- **Written instruction**:
Every line with the string "Allocations" should be gathered.

- **Working data**:
[START]

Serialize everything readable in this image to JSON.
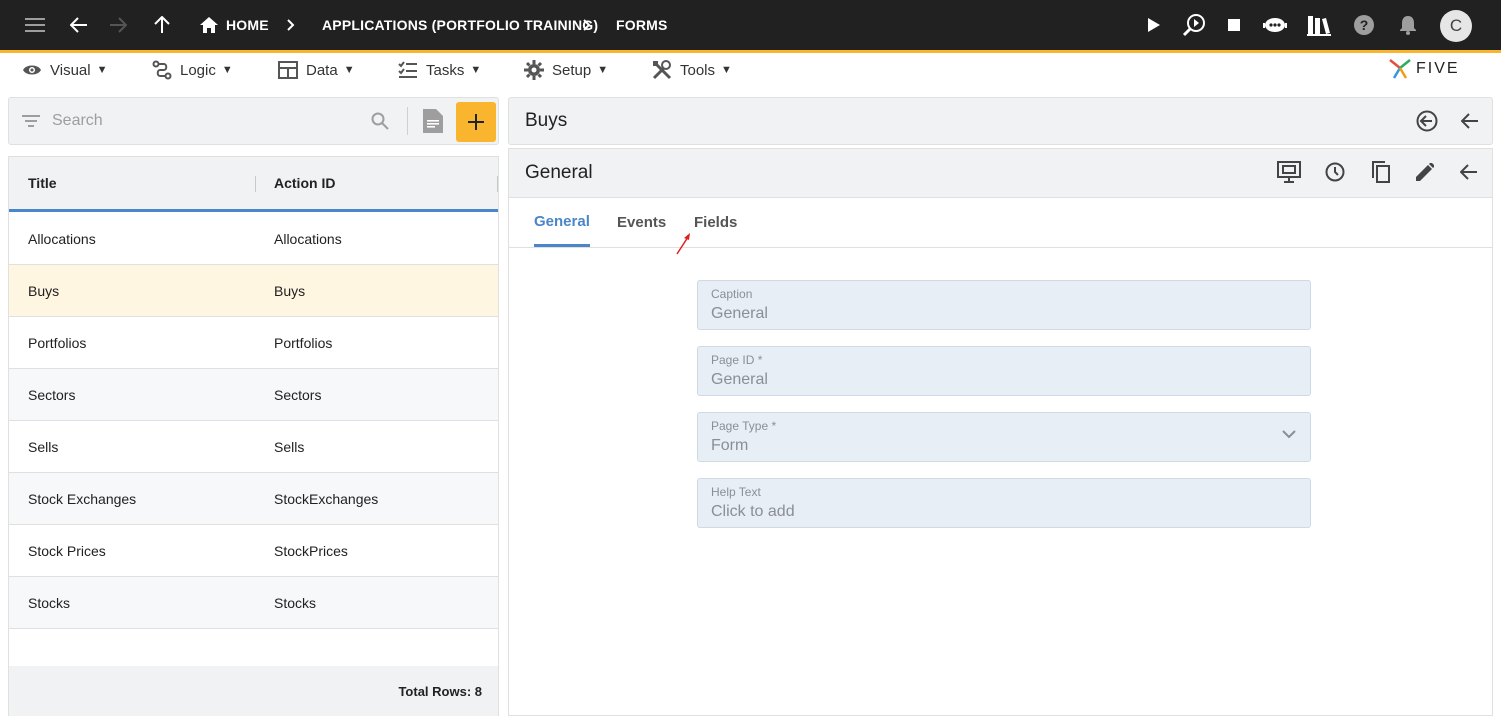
{
  "breadcrumbs": {
    "home": "HOME",
    "application": "APPLICATIONS (PORTFOLIO TRAINING)",
    "current": "FORMS"
  },
  "user": {
    "avatar_letter": "C"
  },
  "toolbar": {
    "menus": [
      {
        "label": "Visual",
        "icon": "eye-icon"
      },
      {
        "label": "Logic",
        "icon": "logic-icon"
      },
      {
        "label": "Data",
        "icon": "table-icon"
      },
      {
        "label": "Tasks",
        "icon": "tasks-icon"
      },
      {
        "label": "Setup",
        "icon": "gear-icon"
      },
      {
        "label": "Tools",
        "icon": "tools-icon"
      }
    ],
    "caret": "▼"
  },
  "brand": {
    "name": "FIVE"
  },
  "search": {
    "placeholder": "Search"
  },
  "list": {
    "columns": [
      "Title",
      "Action ID"
    ],
    "rows": [
      {
        "title": "Allocations",
        "action_id": "Allocations"
      },
      {
        "title": "Buys",
        "action_id": "Buys"
      },
      {
        "title": "Portfolios",
        "action_id": "Portfolios"
      },
      {
        "title": "Sectors",
        "action_id": "Sectors"
      },
      {
        "title": "Sells",
        "action_id": "Sells"
      },
      {
        "title": "Stock Exchanges",
        "action_id": "StockExchanges"
      },
      {
        "title": "Stock Prices",
        "action_id": "StockPrices"
      },
      {
        "title": "Stocks",
        "action_id": "Stocks"
      }
    ],
    "selected_index": 1,
    "footer": "Total Rows: 8"
  },
  "record": {
    "title": "Buys"
  },
  "form": {
    "title": "General",
    "tabs": [
      "General",
      "Events",
      "Fields"
    ],
    "active_tab": 0,
    "fields": [
      {
        "label": "Caption",
        "value": "General"
      },
      {
        "label": "Page ID *",
        "value": "General"
      },
      {
        "label": "Page Type *",
        "value": "Form",
        "dropdown": true
      },
      {
        "label": "Help Text",
        "value": "Click to add"
      }
    ]
  },
  "colors": {
    "appbar": "#212121",
    "accent": "#f9b52d",
    "active_tab": "#4a86c8",
    "selected_row": "#fff6e1"
  }
}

[END]

- **Task output**:
        "title": "Allocations",
        "action_id": "Allocations"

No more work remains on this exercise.